### Listed records
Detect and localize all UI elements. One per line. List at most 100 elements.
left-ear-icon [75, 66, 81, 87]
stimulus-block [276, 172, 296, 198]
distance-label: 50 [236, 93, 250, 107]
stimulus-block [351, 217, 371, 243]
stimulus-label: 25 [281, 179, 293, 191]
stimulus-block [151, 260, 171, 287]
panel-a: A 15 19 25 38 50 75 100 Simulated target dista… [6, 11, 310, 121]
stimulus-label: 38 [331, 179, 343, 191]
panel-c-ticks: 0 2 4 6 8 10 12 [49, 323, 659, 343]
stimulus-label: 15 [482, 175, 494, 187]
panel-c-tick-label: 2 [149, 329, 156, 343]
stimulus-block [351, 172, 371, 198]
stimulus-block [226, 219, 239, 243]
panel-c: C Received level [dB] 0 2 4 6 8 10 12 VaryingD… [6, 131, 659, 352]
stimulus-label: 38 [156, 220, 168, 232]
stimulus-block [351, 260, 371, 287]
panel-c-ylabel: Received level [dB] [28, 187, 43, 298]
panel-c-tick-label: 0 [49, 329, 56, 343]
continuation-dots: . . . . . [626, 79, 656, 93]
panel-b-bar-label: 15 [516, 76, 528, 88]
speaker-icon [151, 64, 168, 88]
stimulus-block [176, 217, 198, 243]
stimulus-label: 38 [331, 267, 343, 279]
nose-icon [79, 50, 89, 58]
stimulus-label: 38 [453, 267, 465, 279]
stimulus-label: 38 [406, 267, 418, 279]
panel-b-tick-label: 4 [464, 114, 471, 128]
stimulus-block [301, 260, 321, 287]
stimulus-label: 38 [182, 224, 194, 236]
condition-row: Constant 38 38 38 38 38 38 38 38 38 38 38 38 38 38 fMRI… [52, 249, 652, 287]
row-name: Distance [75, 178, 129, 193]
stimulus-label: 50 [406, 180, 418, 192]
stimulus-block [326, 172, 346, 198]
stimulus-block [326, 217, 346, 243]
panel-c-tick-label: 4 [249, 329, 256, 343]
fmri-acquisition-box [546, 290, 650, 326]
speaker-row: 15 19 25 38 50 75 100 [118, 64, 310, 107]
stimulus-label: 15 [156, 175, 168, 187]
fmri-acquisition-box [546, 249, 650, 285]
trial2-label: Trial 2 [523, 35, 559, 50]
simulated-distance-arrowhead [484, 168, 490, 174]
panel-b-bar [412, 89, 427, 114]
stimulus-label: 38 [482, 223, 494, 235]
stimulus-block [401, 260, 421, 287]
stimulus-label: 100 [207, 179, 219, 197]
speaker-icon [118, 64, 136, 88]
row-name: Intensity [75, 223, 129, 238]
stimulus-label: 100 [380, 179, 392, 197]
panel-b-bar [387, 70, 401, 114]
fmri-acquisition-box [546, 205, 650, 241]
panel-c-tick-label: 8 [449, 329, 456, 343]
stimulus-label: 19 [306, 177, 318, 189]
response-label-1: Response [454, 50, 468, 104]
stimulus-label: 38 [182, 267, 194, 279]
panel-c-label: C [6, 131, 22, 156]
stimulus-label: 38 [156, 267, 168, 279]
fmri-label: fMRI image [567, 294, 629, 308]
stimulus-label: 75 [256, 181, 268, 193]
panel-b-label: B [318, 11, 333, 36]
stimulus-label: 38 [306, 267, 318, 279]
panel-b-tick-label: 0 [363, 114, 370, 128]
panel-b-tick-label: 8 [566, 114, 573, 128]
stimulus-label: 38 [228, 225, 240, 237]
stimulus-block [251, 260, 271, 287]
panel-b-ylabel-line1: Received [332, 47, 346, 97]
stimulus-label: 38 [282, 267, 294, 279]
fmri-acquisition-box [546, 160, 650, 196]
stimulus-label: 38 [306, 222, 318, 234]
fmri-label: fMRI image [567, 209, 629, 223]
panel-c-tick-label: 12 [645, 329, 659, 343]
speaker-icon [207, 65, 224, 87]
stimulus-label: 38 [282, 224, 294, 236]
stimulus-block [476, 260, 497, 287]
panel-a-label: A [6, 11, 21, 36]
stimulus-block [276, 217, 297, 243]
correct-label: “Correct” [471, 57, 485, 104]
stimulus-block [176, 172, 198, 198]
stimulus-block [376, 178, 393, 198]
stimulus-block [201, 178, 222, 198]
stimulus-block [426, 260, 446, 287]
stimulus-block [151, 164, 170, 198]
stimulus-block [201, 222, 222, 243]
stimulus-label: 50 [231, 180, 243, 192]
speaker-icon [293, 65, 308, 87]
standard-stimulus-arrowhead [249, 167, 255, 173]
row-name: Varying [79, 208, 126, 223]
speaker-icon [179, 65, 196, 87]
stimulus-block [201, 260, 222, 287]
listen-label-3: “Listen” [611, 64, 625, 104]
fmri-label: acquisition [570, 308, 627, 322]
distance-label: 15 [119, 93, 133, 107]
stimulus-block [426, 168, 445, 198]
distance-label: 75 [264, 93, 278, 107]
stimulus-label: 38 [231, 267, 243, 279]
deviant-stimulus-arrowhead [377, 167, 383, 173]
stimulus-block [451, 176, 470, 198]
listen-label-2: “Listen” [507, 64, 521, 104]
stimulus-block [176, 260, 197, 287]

### Task directions
Report each line of the material above that contains the word "Received".

### The solution
panel-c: C Received level [dB] 0 2 4 6 8 10 12 VaryingD… [6, 131, 659, 352]
panel-c-ylabel: Received level [dB] [28, 187, 43, 298]
panel-b-ylabel-line1: Received [332, 47, 346, 97]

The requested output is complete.